_Stated exercise_
Tally the lines below that contain "subtitle". The number is the whole answer.

------------------------------------

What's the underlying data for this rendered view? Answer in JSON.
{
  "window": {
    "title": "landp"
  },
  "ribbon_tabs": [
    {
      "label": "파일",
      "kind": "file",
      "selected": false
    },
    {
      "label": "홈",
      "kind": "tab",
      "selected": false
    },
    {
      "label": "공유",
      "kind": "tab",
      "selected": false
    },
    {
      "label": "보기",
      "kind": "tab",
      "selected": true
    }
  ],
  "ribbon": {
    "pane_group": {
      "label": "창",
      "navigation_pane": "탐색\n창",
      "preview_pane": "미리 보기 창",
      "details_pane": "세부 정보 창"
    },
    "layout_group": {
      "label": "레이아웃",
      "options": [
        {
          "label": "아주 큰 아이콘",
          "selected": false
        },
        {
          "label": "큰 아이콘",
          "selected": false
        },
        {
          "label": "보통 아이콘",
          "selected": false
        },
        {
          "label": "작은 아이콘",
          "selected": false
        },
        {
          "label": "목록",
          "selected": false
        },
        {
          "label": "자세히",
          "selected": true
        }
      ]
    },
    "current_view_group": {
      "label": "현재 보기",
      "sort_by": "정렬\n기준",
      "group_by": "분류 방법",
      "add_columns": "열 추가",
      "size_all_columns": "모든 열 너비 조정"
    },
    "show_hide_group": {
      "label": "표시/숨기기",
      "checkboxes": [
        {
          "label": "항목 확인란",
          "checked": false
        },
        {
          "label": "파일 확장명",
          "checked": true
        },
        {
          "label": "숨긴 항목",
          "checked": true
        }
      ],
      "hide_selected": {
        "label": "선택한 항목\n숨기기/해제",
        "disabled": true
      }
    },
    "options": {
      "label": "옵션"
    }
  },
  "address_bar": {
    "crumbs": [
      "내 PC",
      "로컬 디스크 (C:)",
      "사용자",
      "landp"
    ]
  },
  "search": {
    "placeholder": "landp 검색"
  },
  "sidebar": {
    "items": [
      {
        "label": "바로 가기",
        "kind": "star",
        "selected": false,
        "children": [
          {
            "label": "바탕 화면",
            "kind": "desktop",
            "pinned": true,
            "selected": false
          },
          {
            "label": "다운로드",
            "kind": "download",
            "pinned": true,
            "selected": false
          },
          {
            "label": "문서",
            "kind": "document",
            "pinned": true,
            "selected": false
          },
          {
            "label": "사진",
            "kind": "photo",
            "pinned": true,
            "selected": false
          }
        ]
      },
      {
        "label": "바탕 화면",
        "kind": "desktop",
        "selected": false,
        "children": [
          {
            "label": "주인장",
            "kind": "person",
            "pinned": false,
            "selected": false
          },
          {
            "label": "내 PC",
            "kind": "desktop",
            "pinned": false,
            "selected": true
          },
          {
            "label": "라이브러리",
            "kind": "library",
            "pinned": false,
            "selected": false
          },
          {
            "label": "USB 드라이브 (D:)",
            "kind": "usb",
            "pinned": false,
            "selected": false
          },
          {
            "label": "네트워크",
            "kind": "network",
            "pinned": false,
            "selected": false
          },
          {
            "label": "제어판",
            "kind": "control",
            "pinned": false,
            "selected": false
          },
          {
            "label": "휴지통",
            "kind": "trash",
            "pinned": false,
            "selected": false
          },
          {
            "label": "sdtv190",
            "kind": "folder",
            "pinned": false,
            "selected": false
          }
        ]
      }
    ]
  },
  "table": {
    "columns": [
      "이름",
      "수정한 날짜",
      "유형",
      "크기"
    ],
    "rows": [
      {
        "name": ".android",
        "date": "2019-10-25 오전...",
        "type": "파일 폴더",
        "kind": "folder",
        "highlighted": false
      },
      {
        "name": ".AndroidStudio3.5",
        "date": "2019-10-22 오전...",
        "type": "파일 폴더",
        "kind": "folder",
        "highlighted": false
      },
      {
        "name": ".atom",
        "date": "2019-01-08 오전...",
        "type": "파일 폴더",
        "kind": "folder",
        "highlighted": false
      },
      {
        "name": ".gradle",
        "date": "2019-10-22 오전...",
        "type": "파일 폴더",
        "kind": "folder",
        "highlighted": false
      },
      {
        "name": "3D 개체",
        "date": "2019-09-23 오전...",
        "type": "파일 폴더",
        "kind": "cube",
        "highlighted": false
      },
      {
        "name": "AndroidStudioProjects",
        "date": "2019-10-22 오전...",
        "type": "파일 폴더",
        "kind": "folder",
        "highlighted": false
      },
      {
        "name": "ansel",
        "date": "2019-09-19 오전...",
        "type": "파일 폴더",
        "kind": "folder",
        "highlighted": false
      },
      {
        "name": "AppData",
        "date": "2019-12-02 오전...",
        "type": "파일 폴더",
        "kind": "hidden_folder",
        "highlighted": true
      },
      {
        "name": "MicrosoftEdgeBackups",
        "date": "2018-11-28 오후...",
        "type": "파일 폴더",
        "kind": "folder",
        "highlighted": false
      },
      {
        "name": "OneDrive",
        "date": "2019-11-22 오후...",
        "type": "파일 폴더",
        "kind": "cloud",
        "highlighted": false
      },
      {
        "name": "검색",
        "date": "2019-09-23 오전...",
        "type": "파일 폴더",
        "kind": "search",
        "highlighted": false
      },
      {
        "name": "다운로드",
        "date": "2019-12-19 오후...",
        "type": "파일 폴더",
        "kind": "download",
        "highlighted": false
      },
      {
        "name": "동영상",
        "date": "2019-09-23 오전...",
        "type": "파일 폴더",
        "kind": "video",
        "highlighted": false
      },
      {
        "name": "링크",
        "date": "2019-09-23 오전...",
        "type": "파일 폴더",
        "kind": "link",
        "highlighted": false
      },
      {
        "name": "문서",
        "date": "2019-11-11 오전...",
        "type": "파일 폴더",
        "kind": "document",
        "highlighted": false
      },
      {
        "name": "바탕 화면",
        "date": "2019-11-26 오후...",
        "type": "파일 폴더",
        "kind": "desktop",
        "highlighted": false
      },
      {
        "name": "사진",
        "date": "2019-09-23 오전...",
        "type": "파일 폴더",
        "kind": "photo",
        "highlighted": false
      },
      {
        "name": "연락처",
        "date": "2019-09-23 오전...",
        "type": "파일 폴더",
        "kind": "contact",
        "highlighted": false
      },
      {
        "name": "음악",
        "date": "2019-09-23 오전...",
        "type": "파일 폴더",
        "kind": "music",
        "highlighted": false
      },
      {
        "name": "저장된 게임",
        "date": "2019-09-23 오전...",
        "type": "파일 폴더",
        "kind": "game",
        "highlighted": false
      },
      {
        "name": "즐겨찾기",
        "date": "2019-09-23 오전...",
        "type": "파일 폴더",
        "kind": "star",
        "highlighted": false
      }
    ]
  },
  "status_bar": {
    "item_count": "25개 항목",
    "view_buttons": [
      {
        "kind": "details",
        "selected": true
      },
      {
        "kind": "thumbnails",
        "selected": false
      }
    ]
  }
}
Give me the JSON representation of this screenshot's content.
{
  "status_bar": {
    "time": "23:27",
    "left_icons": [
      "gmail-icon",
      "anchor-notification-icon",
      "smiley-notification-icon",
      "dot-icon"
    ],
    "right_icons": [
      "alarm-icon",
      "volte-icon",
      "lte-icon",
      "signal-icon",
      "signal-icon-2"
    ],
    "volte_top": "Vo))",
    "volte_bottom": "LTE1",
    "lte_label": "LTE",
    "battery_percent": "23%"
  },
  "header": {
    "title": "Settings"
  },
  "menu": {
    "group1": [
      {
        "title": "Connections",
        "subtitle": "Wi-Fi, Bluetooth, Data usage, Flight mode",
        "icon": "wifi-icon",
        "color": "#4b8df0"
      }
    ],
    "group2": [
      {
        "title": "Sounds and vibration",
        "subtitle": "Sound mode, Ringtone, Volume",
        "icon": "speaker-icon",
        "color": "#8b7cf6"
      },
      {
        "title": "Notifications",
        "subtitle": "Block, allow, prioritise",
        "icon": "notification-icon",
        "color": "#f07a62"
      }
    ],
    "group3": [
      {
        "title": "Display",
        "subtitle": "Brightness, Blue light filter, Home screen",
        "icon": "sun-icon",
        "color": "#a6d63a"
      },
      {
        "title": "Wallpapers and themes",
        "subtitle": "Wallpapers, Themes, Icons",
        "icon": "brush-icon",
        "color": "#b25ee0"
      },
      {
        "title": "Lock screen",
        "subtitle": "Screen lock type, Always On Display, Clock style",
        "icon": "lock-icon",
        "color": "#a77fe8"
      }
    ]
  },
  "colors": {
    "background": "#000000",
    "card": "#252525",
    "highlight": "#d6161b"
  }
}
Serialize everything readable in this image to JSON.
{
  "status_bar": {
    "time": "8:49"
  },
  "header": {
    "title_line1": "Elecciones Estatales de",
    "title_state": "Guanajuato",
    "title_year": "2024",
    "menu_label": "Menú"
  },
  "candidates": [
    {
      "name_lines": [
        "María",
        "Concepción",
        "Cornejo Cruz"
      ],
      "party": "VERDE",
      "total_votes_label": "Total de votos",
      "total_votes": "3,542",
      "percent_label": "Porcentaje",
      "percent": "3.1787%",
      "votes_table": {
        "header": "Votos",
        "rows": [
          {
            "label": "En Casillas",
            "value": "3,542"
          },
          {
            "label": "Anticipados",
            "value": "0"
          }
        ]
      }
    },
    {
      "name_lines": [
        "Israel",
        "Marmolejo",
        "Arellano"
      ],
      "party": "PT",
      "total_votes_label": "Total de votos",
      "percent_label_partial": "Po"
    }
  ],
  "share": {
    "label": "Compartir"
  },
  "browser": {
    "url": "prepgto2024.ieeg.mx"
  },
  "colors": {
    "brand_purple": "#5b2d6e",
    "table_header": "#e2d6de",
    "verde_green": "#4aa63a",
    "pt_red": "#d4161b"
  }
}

------------------------------------

_Task output_
6